- **PROBLEM TO WORK ON**
Exclude the pictures and retype the entries as written.

- **ROWS**
>>

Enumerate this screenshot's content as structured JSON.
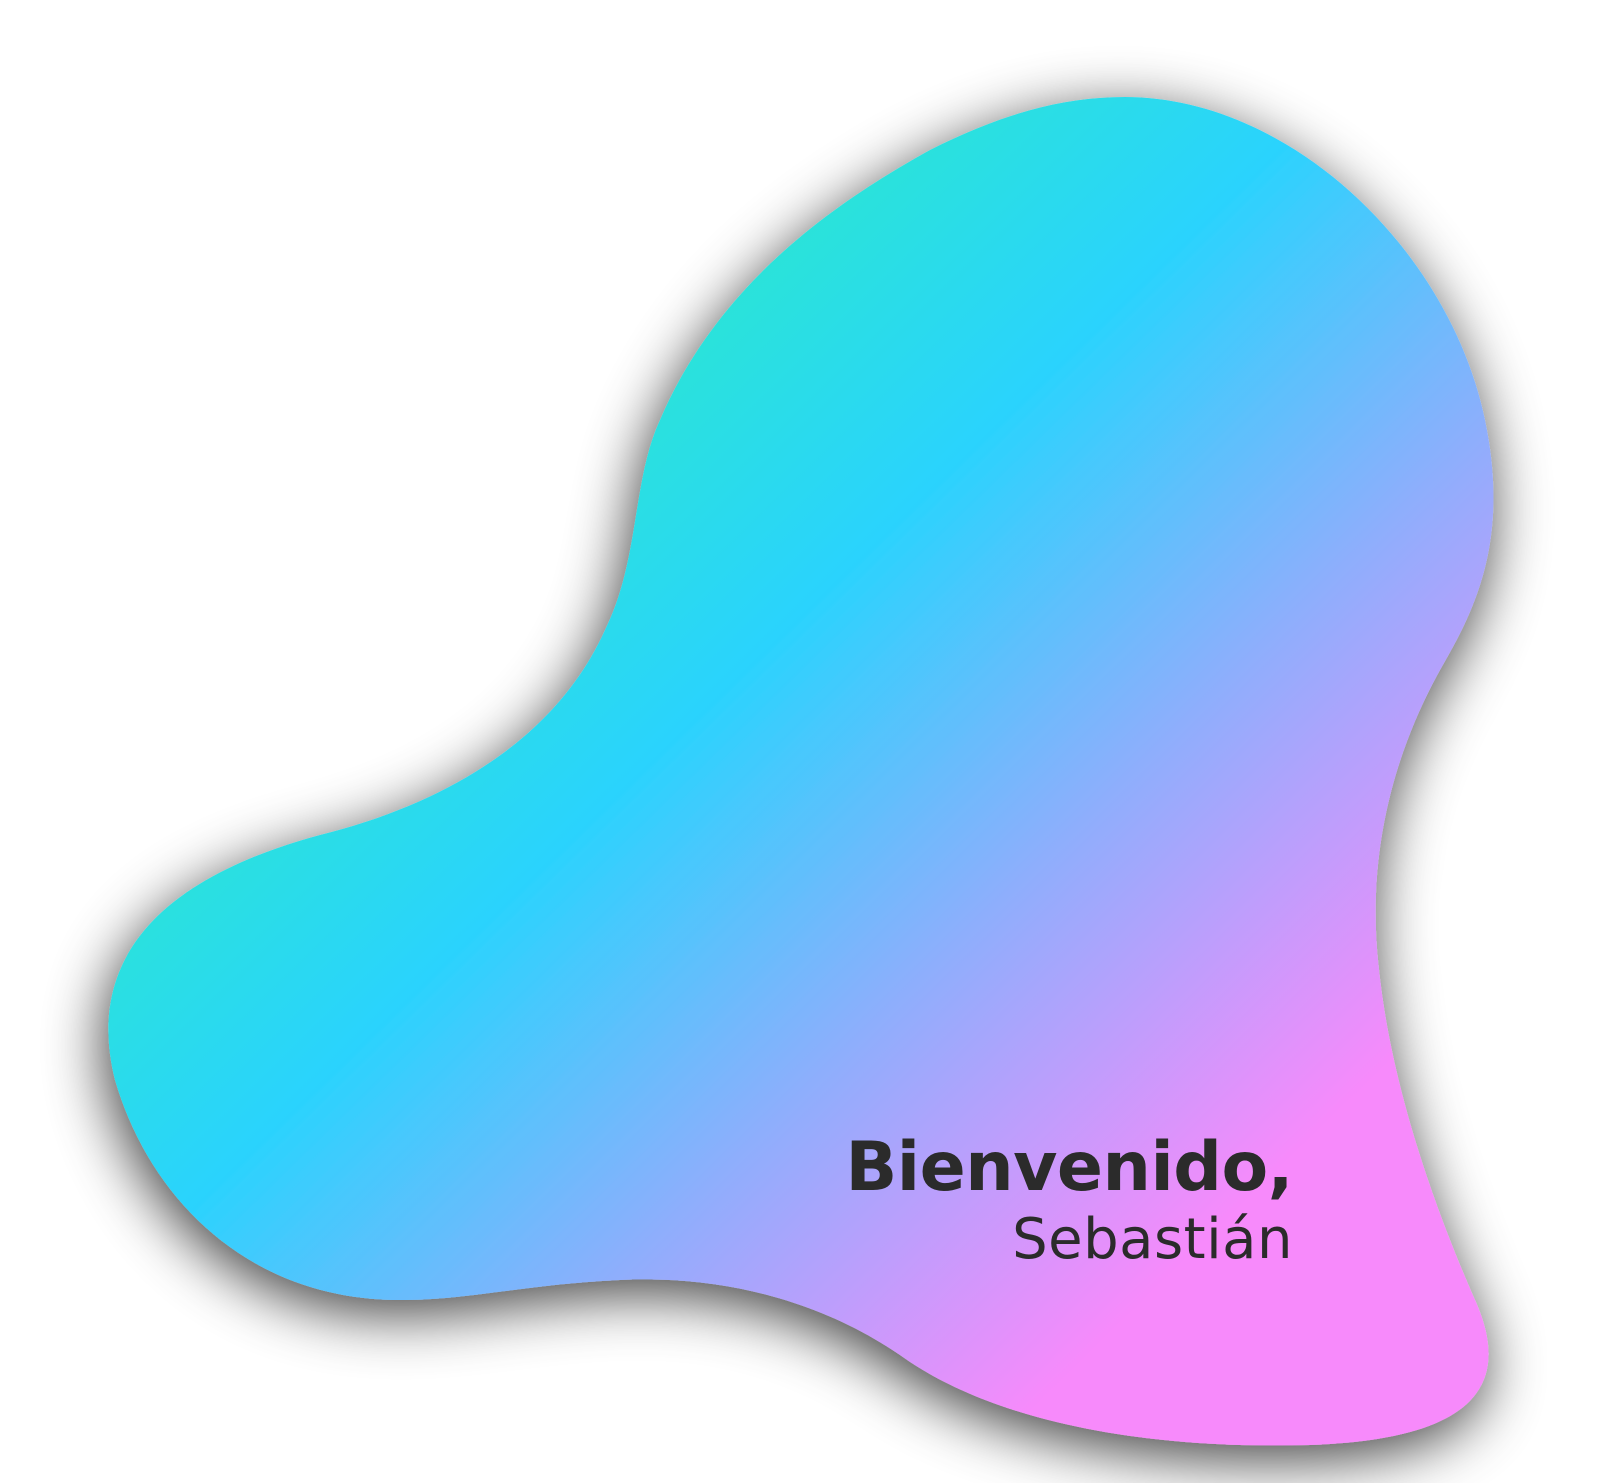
{
  "greeting": {
    "title": "Bienvenido,",
    "name": "Sebastián"
  },
  "colors": {
    "background": "#ffffff",
    "text": "#2b2b2b",
    "gradient_start": "#2ef0bc",
    "gradient_mid": "#2ad3fd",
    "gradient_end": "#f78afb",
    "shadow": "#000000"
  }
}
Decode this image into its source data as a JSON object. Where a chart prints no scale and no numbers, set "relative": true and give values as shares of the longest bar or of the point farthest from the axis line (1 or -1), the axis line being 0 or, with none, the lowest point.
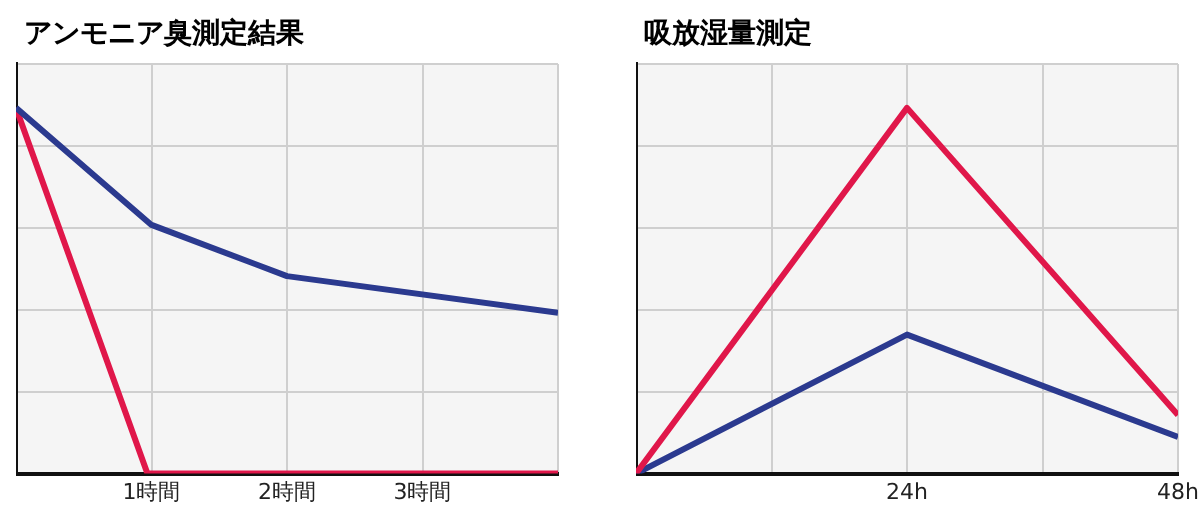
{
  "chart_data": [
    {
      "type": "line",
      "title": "アンモニア臭測定結果",
      "relative": true,
      "x": [
        0,
        1,
        2,
        4
      ],
      "xlim": [
        0,
        4
      ],
      "xticks": [
        {
          "value": 1,
          "label": "1時間"
        },
        {
          "value": 2,
          "label": "2時間"
        },
        {
          "value": 3,
          "label": "3時間"
        },
        {
          "value": 4,
          "label": null
        }
      ],
      "grid": true,
      "tick_labels": "x",
      "legend": false,
      "series": [
        {
          "color": "#2b3a8f",
          "values": [
            1,
            0.68,
            0.54,
            0.44
          ]
        },
        {
          "color": "#e0174a",
          "x": [
            0,
            0.97,
            4
          ],
          "values": [
            1,
            0,
            0
          ]
        }
      ]
    },
    {
      "type": "line",
      "title": "吸放湿量測定",
      "relative": true,
      "x": [
        0,
        24,
        48
      ],
      "xlim": [
        0,
        48
      ],
      "xticks": [
        {
          "value": 12,
          "label": null
        },
        {
          "value": 24,
          "label": "24h"
        },
        {
          "value": 36,
          "label": null
        },
        {
          "value": 48,
          "label": "48h"
        }
      ],
      "grid": true,
      "tick_labels": "x",
      "legend": false,
      "series": [
        {
          "color": "#e0174a",
          "values": [
            0,
            1,
            0.16
          ]
        },
        {
          "color": "#2b3a8f",
          "values": [
            0,
            0.38,
            0.1
          ]
        }
      ]
    }
  ]
}
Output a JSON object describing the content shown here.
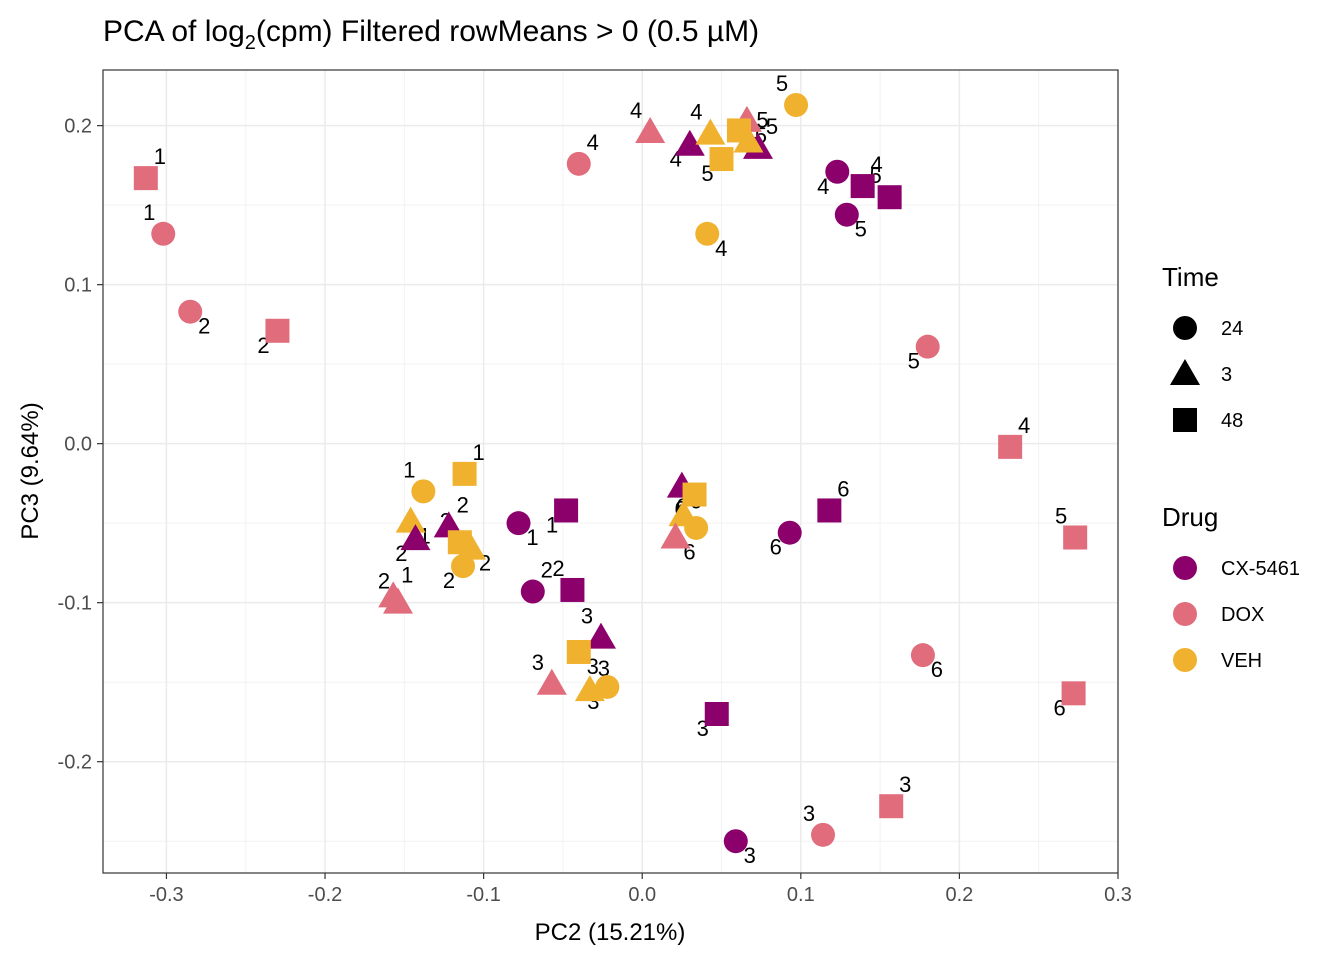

<<

- **THE RESULT**
Enumerate this screenshot's content as structured JSON.
{
  "greeting": {
    "title": "Bienvenido,",
    "name": "Sebastián"
  },
  "colors": {
    "background": "#ffffff",
    "text": "#2b2b2b",
    "gradient_start": "#2ef0bc",
    "gradient_mid": "#2ad3fd",
    "gradient_end": "#f78afb",
    "shadow": "#000000"
  }
}
Decode this image into its source data as a JSON object. Where a chart prints no scale and no numbers, set "relative": true and give values as shares of the longest bar or of the point farthest from the axis line (1 or -1), the axis line being 0 or, with none, the lowest point.
{
  "chart_data": [
    {
      "type": "line",
      "title": "アンモニア臭測定結果",
      "relative": true,
      "x": [
        0,
        1,
        2,
        4
      ],
      "xlim": [
        0,
        4
      ],
      "xticks": [
        {
          "value": 1,
          "label": "1時間"
        },
        {
          "value": 2,
          "label": "2時間"
        },
        {
          "value": 3,
          "label": "3時間"
        },
        {
          "value": 4,
          "label": null
        }
      ],
      "grid": true,
      "tick_labels": "x",
      "legend": false,
      "series": [
        {
          "color": "#2b3a8f",
          "values": [
            1,
            0.68,
            0.54,
            0.44
          ]
        },
        {
          "color": "#e0174a",
          "x": [
            0,
            0.97,
            4
          ],
          "values": [
            1,
            0,
            0
          ]
        }
      ]
    },
    {
      "type": "line",
      "title": "吸放湿量測定",
      "relative": true,
      "x": [
        0,
        24,
        48
      ],
      "xlim": [
        0,
        48
      ],
      "xticks": [
        {
          "value": 12,
          "label": null
        },
        {
          "value": 24,
          "label": "24h"
        },
        {
          "value": 36,
          "label": null
        },
        {
          "value": 48,
          "label": "48h"
        }
      ],
      "grid": true,
      "tick_labels": "x",
      "legend": false,
      "series": [
        {
          "color": "#e0174a",
          "values": [
            0,
            1,
            0.16
          ]
        },
        {
          "color": "#2b3a8f",
          "values": [
            0,
            0.38,
            0.1
          ]
        }
      ]
    }
  ]
}
Output a JSON object describing the content shown here.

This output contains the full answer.